_WHAT IS EXPECTED_
Locate every line that holds the string "高水平学校C档" and copy it.

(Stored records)
....

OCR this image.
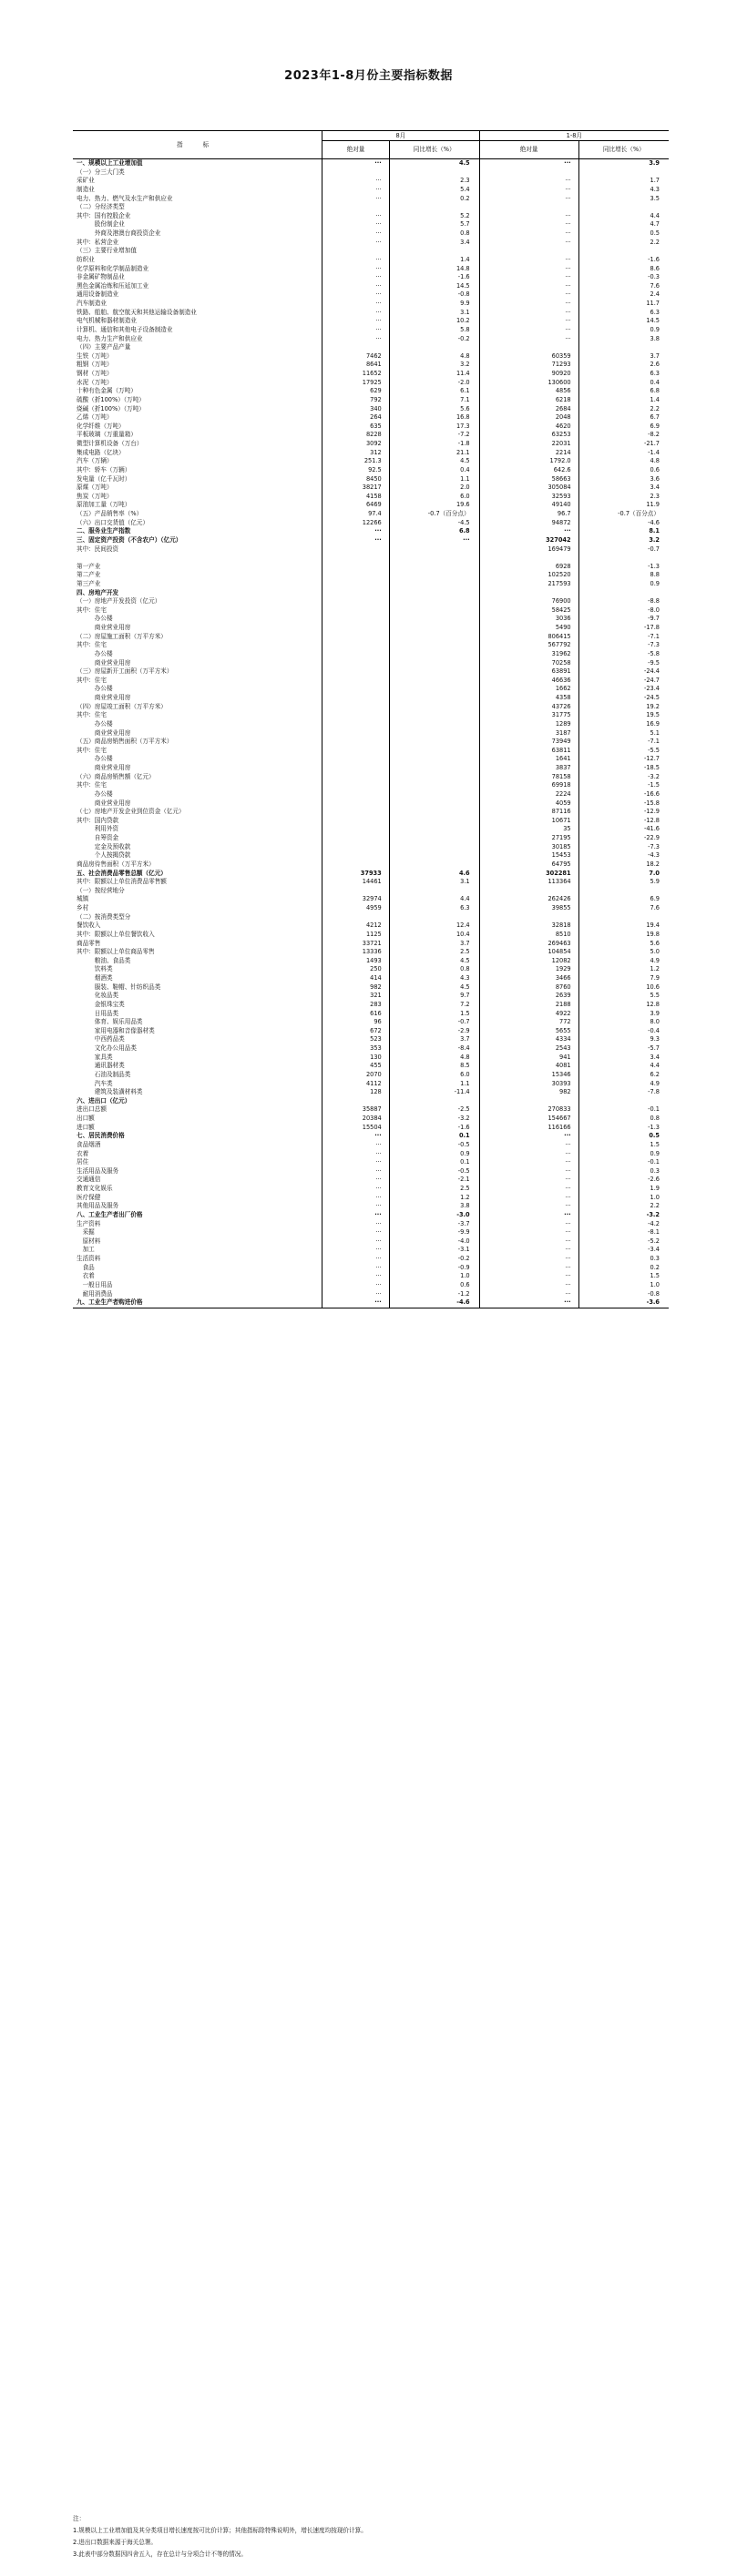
2023年1-8月份主要指标数据
指 标	8月		1-8月	
	绝对量	同比增长（%）	绝对量	同比增长（%）
一、规模以上工业增加值	···	4.5	···	3.9
（一）分三大门类				
采矿业	···	2.3	···	1.7
制造业	···	5.4	···	4.3
电力、热力、燃气及水生产和供应业	···	0.2	···	3.5
（二）分经济类型				
其中：国有控股企业	···	5.2	···	4.4
　　　股份制企业	···	5.7	···	4.7
　　　外商及港澳台商投资企业	···	0.8	···	0.5
其中：私营企业	···	3.4	···	2.2
（三）主要行业增加值				
纺织业	···	1.4	···	-1.6
化学原料和化学制品制造业	···	14.8	···	8.6
非金属矿物制品业	···	-1.6	···	-0.3
黑色金属冶炼和压延加工业	···	14.5	···	7.6
通用设备制造业	···	-0.8	···	2.4
汽车制造业	···	9.9	···	11.7
铁路、船舶、航空航天和其他运输设备制造业	···	3.1	···	6.3
电气机械和器材制造业	···	10.2	···	14.5
计算机、通信和其他电子设备制造业	···	5.8	···	0.9
电力、热力生产和供应业	···	-0.2	···	3.8
（四）主要产品产量				
生铁（万吨）	7462	4.8	60359	3.7
粗钢（万吨）	8641	3.2	71293	2.6
钢材（万吨）	11652	11.4	90920	6.3
水泥（万吨）	17925	-2.0	130600	0.4
十种有色金属（万吨）	629	6.1	4856	6.8
硫酸（折100%）（万吨）	792	7.1	6218	1.4
烧碱（折100%）（万吨）	340	5.6	2684	2.2
乙烯（万吨）	264	16.8	2048	6.7
化学纤维（万吨）	635	17.3	4620	6.9
平板玻璃（万重量箱）	8228	-7.2	63253	-8.2
微型计算机设备（万台）	3092	-1.8	22031	-21.7
集成电路（亿块）	312	21.1	2214	-1.4
汽车（万辆）	251.3	4.5	1792.0	4.8
其中：轿车（万辆）	92.5	0.4	642.6	0.6
发电量（亿千瓦时）	8450	1.1	58663	3.6
原煤（万吨）	38217	2.0	305084	3.4
焦炭（万吨）	4158	6.0	32593	2.3
原油加工量（万吨）	6469	19.6	49140	11.9
（五）产品销售率（%）	97.4	-0.7（百分点）	96.7	-0.7（百分点）
（六）出口交货值（亿元）	12266	-4.5	94872	-4.6
二、服务业生产指数	···	6.8	···	8.1
三、固定资产投资（不含农户）（亿元）	···	···	327042	3.2
其中：民间投资			169479	-0.7

第一产业			6928	-1.3
第二产业			102520	8.8
第三产业			217593	0.9
四、房地产开发				
（一）房地产开发投资（亿元）			76900	-8.8
其中：住宅			58425	-8.0
　　　办公楼			3036	-9.7
　　　商业营业用房			5490	-17.8
（二）房屋施工面积（万平方米）			806415	-7.1
其中：住宅			567792	-7.3
　　　办公楼			31962	-5.8
　　　商业营业用房			70258	-9.5
（三）房屋新开工面积（万平方米）			63891	-24.4
其中：住宅			46636	-24.7
　　　办公楼			1662	-23.4
　　　商业营业用房			4358	-24.5
（四）房屋竣工面积（万平方米）			43726	19.2
其中：住宅			31775	19.5
　　　办公楼			1289	16.9
　　　商业营业用房			3187	5.1
（五）商品房销售面积（万平方米）			73949	-7.1
其中：住宅			63811	-5.5
　　　办公楼			1641	-12.7
　　　商业营业用房			3837	-18.5
（六）商品房销售额（亿元）			78158	-3.2
其中：住宅			69918	-1.5
　　　办公楼			2224	-16.6
　　　商业营业用房			4059	-15.8
（七）房地产开发企业到位资金（亿元）			87116	-12.9
其中：国内贷款			10671	-12.8
　　　利用外资			35	-41.6
　　　自筹资金			27195	-22.9
　　　定金及预收款			30185	-7.3
　　　个人按揭贷款			15453	-4.3
商品房待售面积（万平方米）			64795	18.2
五、社会消费品零售总额（亿元）	37933	4.6	302281	7.0
其中：限额以上单位消费品零售额	14461	3.1	113364	5.9
（一）按经营地分				
城镇	32974	4.4	262426	6.9
乡村	4959	6.3	39855	7.6
（二）按消费类型分				
餐饮收入	4212	12.4	32818	19.4
其中：限额以上单位餐饮收入	1125	10.4	8510	19.8
商品零售	33721	3.7	269463	5.6
其中：限额以上单位商品零售	13336	2.5	104854	5.0
　　　粮油、食品类	1493	4.5	12082	4.9
　　　饮料类	250	0.8	1929	1.2
　　　烟酒类	414	4.3	3466	7.9
　　　服装、鞋帽、针纺织品类	982	4.5	8760	10.6
　　　化妆品类	321	9.7	2639	5.5
　　　金银珠宝类	283	7.2	2188	12.8
　　　日用品类	616	1.5	4922	3.9
　　　体育、娱乐用品类	96	-0.7	772	8.0
　　　家用电器和音像器材类	672	-2.9	5655	-0.4
　　　中西药品类	523	3.7	4334	9.3
　　　文化办公用品类	353	-8.4	2543	-5.7
　　　家具类	130	4.8	941	3.4
　　　通讯器材类	455	8.5	4081	4.4
　　　石油及制品类	2070	6.0	15346	6.2
　　　汽车类	4112	1.1	30393	4.9
　　　建筑及装潢材料类	128	-11.4	982	-7.8
六、进出口（亿元）				
进出口总额	35887	-2.5	270833	-0.1
出口额	20384	-3.2	154667	0.8
进口额	15504	-1.6	116166	-1.3
七、居民消费价格	···	0.1	···	0.5
食品烟酒	···	-0.5	···	1.5
衣着	···	0.9	···	0.9
居住	···	0.1	···	-0.1
生活用品及服务	···	-0.5	···	0.3
交通通信	···	-2.1	···	-2.6
教育文化娱乐	···	2.5	···	1.9
医疗保健	···	1.2	···	1.0
其他用品及服务	···	3.8	···	2.2
八、工业生产者出厂价格	···	-3.0	···	-3.2
生产资料	···	-3.7	···	-4.2
　采掘	···	-9.9	···	-8.1
　原材料	···	-4.0	···	-5.2
　加工	···	-3.1	···	-3.4
生活资料	···	-0.2	···	0.3
　食品	···	-0.9	···	0.2
　衣着	···	1.0	···	1.5
　一般日用品	···	0.6	···	1.0
　耐用消费品	···	-1.2	···	-0.8
九、工业生产者购进价格	···	-4.6	···	-3.6
注：
1.规模以上工业增加值及其分类项目增长速度按可比价计算；其他指标除特殊说明外，增长速度均按现价计算。
2.进出口数据来源于海关总署。
3.此表中部分数据因四舍五入，存在总计与分项合计不等的情况。
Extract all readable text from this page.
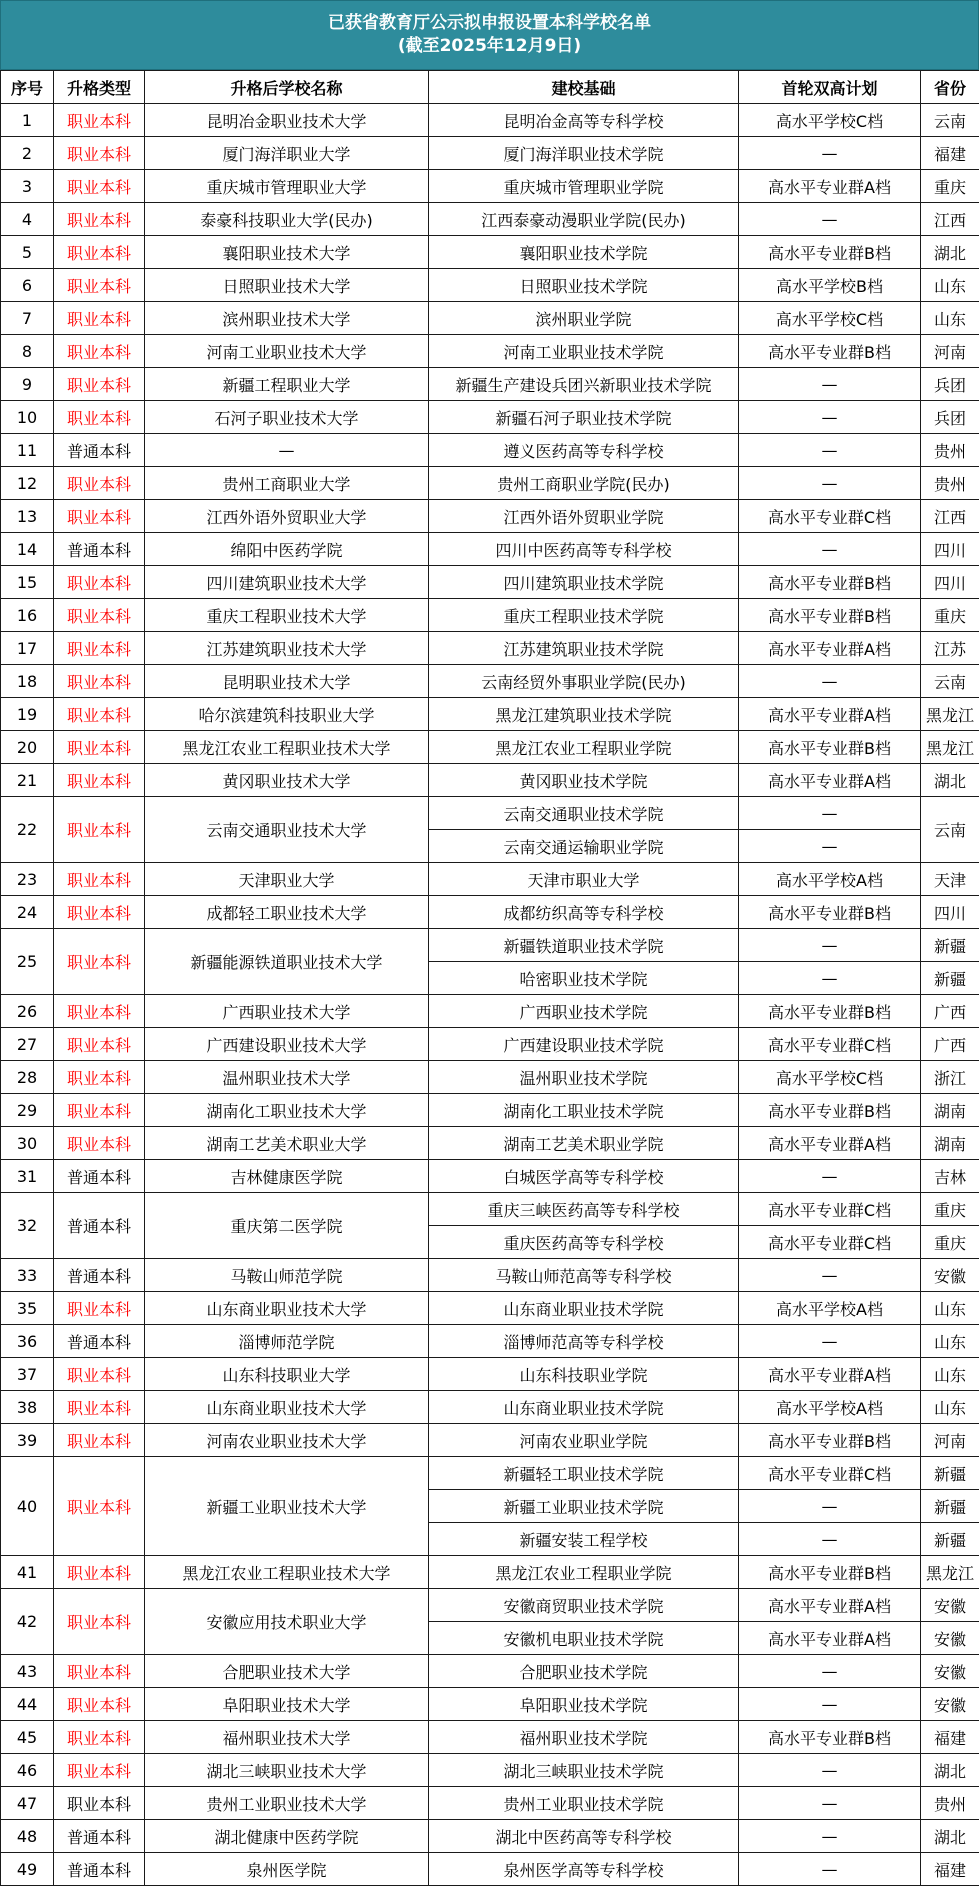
已获省教育厅公示拟申报设置本科学校名单
(截至2025年12月9日)
序号	升格类型	升格后学校名称	建校基础	首轮双高计划	省份
1	职业本科	昆明冶金职业技术大学	昆明冶金高等专科学校	高水平学校C档	云南
2	职业本科	厦门海洋职业大学	厦门海洋职业技术学院	—	福建
3	职业本科	重庆城市管理职业大学	重庆城市管理职业学院	高水平专业群A档	重庆
4	职业本科	泰豪科技职业大学(民办)	江西泰豪动漫职业学院(民办)	—	江西
5	职业本科	襄阳职业技术大学	襄阳职业技术学院	高水平专业群B档	湖北
6	职业本科	日照职业技术大学	日照职业技术学院	高水平学校B档	山东
7	职业本科	滨州职业技术大学	滨州职业学院	高水平学校C档	山东
8	职业本科	河南工业职业技术大学	河南工业职业技术学院	高水平专业群B档	河南
9	职业本科	新疆工程职业大学	新疆生产建设兵团兴新职业技术学院	—	兵团
10	职业本科	石河子职业技术大学	新疆石河子职业技术学院	—	兵团
11	普通本科	—	遵义医药高等专科学校	—	贵州
12	职业本科	贵州工商职业大学	贵州工商职业学院(民办)	—	贵州
13	职业本科	江西外语外贸职业大学	江西外语外贸职业学院	高水平专业群C档	江西
14	普通本科	绵阳中医药学院	四川中医药高等专科学校	—	四川
15	职业本科	四川建筑职业技术大学	四川建筑职业技术学院	高水平专业群B档	四川
16	职业本科	重庆工程职业技术大学	重庆工程职业技术学院	高水平专业群B档	重庆
17	职业本科	江苏建筑职业技术大学	江苏建筑职业技术学院	高水平专业群A档	江苏
18	职业本科	昆明职业技术大学	云南经贸外事职业学院(民办)	—	云南
19	职业本科	哈尔滨建筑科技职业大学	黑龙江建筑职业技术学院	高水平专业群A档	黑龙江
20	职业本科	黑龙江农业工程职业技术大学	黑龙江农业工程职业学院	高水平专业群B档	黑龙江
21	职业本科	黄冈职业技术大学	黄冈职业技术学院	高水平专业群A档	湖北
22	职业本科	云南交通职业技术大学	云南交通职业技术学院	—	云南
			云南交通运输职业学院	—	
23	职业本科	天津职业大学	天津市职业大学	高水平学校A档	天津
24	职业本科	成都轻工职业技术大学	成都纺织高等专科学校	高水平专业群B档	四川
25	职业本科	新疆能源铁道职业技术大学	新疆铁道职业技术学院	—	新疆
			哈密职业技术学院	—	新疆
26	职业本科	广西职业技术大学	广西职业技术学院	高水平专业群B档	广西
27	职业本科	广西建设职业技术大学	广西建设职业技术学院	高水平专业群C档	广西
28	职业本科	温州职业技术大学	温州职业技术学院	高水平学校C档	浙江
29	职业本科	湖南化工职业技术大学	湖南化工职业技术学院	高水平专业群B档	湖南
30	职业本科	湖南工艺美术职业大学	湖南工艺美术职业学院	高水平专业群A档	湖南
31	普通本科	吉林健康医学院	白城医学高等专科学校	—	吉林
32	普通本科	重庆第二医学院	重庆三峡医药高等专科学校	高水平专业群C档	重庆
			重庆医药高等专科学校	高水平专业群C档	重庆
33	普通本科	马鞍山师范学院	马鞍山师范高等专科学校	—	安徽
35	职业本科	山东商业职业技术大学	山东商业职业技术学院	高水平学校A档	山东
36	普通本科	淄博师范学院	淄博师范高等专科学校	—	山东
37	职业本科	山东科技职业大学	山东科技职业学院	高水平专业群A档	山东
38	职业本科	山东商业职业技术大学	山东商业职业技术学院	高水平学校A档	山东
39	职业本科	河南农业职业技术大学	河南农业职业学院	高水平专业群B档	河南
40	职业本科	新疆工业职业技术大学	新疆轻工职业技术学院	高水平专业群C档	新疆
			新疆工业职业技术学院	—	新疆
			新疆安装工程学校	—	新疆
41	职业本科	黑龙江农业工程职业技术大学	黑龙江农业工程职业学院	高水平专业群B档	黑龙江
42	职业本科	安徽应用技术职业大学	安徽商贸职业技术学院	高水平专业群A档	安徽
			安徽机电职业技术学院	高水平专业群A档	安徽
43	职业本科	合肥职业技术大学	合肥职业技术学院	—	安徽
44	职业本科	阜阳职业技术大学	阜阳职业技术学院	—	安徽
45	职业本科	福州职业技术大学	福州职业技术学院	高水平专业群B档	福建
46	职业本科	湖北三峡职业技术大学	湖北三峡职业技术学院	—	湖北
47	职业本科	贵州工业职业技术大学	贵州工业职业技术学院	—	贵州
48	普通本科	湖北健康中医药学院	湖北中医药高等专科学校	—	湖北
49	普通本科	泉州医学院	泉州医学高等专科学校	—	福建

....

_TASK OUTPUT_
1	职业本科	昆明冶金职业技术大学	昆明冶金高等专科学校	高水平学校C档	云南
7	职业本科	滨州职业技术大学	滨州职业学院	高水平学校C档	山东
28	职业本科	温州职业技术大学	温州职业技术学院	高水平学校C档	浙江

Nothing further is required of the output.